Instructions to follow:
Print verbatim the lines of the entries from the one containing "Type out the text in this image." to the last, inclusive, and no others.

Raw records:
---

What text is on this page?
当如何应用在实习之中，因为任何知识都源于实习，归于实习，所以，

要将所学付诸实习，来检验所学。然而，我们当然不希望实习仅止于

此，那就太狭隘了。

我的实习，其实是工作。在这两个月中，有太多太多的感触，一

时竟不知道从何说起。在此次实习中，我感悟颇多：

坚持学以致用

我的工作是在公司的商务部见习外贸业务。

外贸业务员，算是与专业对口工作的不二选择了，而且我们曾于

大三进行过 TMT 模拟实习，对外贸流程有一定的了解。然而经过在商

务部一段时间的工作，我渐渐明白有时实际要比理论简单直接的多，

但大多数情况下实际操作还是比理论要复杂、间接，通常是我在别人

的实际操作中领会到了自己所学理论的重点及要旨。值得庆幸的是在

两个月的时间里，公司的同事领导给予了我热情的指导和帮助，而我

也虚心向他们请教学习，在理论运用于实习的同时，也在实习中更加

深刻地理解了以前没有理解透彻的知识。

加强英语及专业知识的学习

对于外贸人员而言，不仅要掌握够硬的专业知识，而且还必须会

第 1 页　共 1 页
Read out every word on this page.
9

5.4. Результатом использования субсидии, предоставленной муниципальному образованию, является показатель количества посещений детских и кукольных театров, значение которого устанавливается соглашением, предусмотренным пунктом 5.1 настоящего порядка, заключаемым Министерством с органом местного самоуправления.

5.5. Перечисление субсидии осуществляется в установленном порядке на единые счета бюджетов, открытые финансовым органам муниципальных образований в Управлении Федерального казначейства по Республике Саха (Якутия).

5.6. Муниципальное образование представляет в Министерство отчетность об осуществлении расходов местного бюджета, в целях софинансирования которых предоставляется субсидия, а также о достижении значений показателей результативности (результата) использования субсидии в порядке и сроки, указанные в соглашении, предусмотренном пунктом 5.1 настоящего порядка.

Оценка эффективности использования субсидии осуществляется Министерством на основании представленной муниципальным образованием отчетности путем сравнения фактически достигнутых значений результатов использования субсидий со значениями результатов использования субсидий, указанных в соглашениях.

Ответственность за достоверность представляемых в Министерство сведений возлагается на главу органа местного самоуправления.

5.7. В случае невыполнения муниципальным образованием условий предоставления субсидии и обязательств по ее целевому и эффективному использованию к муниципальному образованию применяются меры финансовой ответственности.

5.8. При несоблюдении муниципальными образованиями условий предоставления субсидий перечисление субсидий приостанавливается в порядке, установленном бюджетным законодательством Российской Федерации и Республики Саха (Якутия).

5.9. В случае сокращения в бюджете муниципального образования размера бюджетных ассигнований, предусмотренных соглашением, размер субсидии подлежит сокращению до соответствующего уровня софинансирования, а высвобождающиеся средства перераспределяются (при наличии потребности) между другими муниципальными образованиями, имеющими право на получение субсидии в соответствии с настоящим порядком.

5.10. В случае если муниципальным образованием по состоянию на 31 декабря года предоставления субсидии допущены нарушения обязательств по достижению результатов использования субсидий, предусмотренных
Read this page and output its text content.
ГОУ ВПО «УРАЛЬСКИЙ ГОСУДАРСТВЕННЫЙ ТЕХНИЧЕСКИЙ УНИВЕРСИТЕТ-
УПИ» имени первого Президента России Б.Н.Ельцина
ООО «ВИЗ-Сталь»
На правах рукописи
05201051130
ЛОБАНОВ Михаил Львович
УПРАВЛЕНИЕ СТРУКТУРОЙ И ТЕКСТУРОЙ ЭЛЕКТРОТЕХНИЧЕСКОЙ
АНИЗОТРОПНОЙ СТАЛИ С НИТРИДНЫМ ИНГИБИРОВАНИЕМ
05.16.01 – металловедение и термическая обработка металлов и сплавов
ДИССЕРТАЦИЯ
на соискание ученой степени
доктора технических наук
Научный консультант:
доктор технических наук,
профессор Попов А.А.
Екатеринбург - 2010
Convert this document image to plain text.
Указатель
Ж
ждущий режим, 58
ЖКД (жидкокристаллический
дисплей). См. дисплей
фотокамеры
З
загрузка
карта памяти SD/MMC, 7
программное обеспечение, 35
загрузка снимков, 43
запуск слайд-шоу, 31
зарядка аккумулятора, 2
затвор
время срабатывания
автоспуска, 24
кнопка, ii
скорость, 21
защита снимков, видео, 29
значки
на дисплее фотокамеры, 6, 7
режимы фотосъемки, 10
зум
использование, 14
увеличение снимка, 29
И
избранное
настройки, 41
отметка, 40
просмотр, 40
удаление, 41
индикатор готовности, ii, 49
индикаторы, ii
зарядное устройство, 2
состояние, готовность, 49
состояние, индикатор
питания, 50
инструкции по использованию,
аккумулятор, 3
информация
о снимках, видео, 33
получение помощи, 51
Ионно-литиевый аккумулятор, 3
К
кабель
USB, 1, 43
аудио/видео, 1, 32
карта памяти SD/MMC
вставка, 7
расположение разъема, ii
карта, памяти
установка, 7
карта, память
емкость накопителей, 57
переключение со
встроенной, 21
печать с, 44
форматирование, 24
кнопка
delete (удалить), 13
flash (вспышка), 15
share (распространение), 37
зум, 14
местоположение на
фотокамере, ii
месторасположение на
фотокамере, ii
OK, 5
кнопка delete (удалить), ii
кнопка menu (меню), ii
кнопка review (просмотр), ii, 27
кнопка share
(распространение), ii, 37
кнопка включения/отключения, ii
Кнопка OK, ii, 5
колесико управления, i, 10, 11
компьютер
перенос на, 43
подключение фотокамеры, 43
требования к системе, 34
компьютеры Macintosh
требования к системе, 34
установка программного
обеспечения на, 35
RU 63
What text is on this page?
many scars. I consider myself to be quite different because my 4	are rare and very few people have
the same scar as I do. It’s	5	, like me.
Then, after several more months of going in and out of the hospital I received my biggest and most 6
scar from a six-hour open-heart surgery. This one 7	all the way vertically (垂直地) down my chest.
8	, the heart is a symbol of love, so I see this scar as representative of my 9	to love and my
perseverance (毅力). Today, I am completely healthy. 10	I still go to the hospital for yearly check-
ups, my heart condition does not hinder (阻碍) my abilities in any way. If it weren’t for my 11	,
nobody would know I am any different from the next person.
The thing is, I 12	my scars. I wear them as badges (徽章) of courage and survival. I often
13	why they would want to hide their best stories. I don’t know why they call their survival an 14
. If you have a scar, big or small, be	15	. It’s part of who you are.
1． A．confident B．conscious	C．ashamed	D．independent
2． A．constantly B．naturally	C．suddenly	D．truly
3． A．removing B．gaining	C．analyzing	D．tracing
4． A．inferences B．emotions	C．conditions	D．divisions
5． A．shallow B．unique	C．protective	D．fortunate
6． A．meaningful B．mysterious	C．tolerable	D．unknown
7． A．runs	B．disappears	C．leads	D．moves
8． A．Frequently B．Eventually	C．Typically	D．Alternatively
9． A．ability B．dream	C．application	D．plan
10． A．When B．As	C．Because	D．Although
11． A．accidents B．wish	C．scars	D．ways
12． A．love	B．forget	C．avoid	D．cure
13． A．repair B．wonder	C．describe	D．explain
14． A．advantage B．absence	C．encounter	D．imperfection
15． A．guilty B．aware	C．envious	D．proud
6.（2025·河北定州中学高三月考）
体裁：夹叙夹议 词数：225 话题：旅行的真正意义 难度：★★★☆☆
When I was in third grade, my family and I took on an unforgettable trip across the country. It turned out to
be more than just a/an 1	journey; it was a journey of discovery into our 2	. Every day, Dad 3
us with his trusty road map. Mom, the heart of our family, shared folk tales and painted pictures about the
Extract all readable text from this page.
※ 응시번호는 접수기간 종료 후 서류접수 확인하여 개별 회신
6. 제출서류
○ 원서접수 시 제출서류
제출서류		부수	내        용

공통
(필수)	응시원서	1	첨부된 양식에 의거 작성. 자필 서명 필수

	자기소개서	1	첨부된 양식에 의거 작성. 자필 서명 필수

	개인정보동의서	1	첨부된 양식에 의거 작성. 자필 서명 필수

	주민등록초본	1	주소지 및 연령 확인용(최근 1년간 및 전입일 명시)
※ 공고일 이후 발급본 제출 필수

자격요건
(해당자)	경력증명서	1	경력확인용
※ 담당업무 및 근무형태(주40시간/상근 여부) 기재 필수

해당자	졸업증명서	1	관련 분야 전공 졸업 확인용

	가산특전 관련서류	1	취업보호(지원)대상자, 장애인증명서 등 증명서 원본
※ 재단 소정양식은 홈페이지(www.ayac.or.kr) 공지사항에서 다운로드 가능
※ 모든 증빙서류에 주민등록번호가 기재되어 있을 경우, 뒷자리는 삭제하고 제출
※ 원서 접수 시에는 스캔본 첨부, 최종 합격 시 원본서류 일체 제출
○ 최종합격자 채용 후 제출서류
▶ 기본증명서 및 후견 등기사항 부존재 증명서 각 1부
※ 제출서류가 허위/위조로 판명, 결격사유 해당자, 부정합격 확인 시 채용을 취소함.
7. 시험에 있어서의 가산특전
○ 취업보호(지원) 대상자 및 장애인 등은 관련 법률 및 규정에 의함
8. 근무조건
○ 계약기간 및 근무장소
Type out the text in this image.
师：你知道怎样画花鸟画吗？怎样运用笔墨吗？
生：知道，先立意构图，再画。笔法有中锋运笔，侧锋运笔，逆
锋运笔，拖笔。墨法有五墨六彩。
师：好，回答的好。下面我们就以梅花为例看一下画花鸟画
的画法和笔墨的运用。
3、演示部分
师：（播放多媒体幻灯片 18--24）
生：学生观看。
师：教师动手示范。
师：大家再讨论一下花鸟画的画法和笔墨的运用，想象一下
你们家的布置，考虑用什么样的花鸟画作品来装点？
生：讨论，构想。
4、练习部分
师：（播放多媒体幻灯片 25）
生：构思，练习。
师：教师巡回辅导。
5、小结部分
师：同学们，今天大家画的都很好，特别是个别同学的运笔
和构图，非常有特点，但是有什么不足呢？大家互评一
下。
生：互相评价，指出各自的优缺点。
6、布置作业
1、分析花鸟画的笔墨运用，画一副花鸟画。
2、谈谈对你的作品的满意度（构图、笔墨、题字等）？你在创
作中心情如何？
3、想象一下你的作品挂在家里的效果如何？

---

Reply to the task:
Type out the text in this image.
师：你知道怎样画花鸟画吗？怎样运用笔墨吗？
生：知道，先立意构图，再画。笔法有中锋运笔，侧锋运笔，逆
锋运笔，拖笔。墨法有五墨六彩。
师：好，回答的好。下面我们就以梅花为例看一下画花鸟画
的画法和笔墨的运用。
3、演示部分
师：（播放多媒体幻灯片 18--24）
生：学生观看。
师：教师动手示范。
师：大家再讨论一下花鸟画的画法和笔墨的运用，想象一下
你们家的布置，考虑用什么样的花鸟画作品来装点？
生：讨论，构想。
4、练习部分
师：（播放多媒体幻灯片 25）
生：构思，练习。
师：教师巡回辅导。
5、小结部分
师：同学们，今天大家画的都很好，特别是个别同学的运笔
和构图，非常有特点，但是有什么不足呢？大家互评一
下。
生：互相评价，指出各自的优缺点。
6、布置作业
1、分析花鸟画的笔墨运用，画一副花鸟画。
2、谈谈对你的作品的满意度（构图、笔墨、题字等）？你在创
作中心情如何？
3、想象一下你的作品挂在家里的效果如何？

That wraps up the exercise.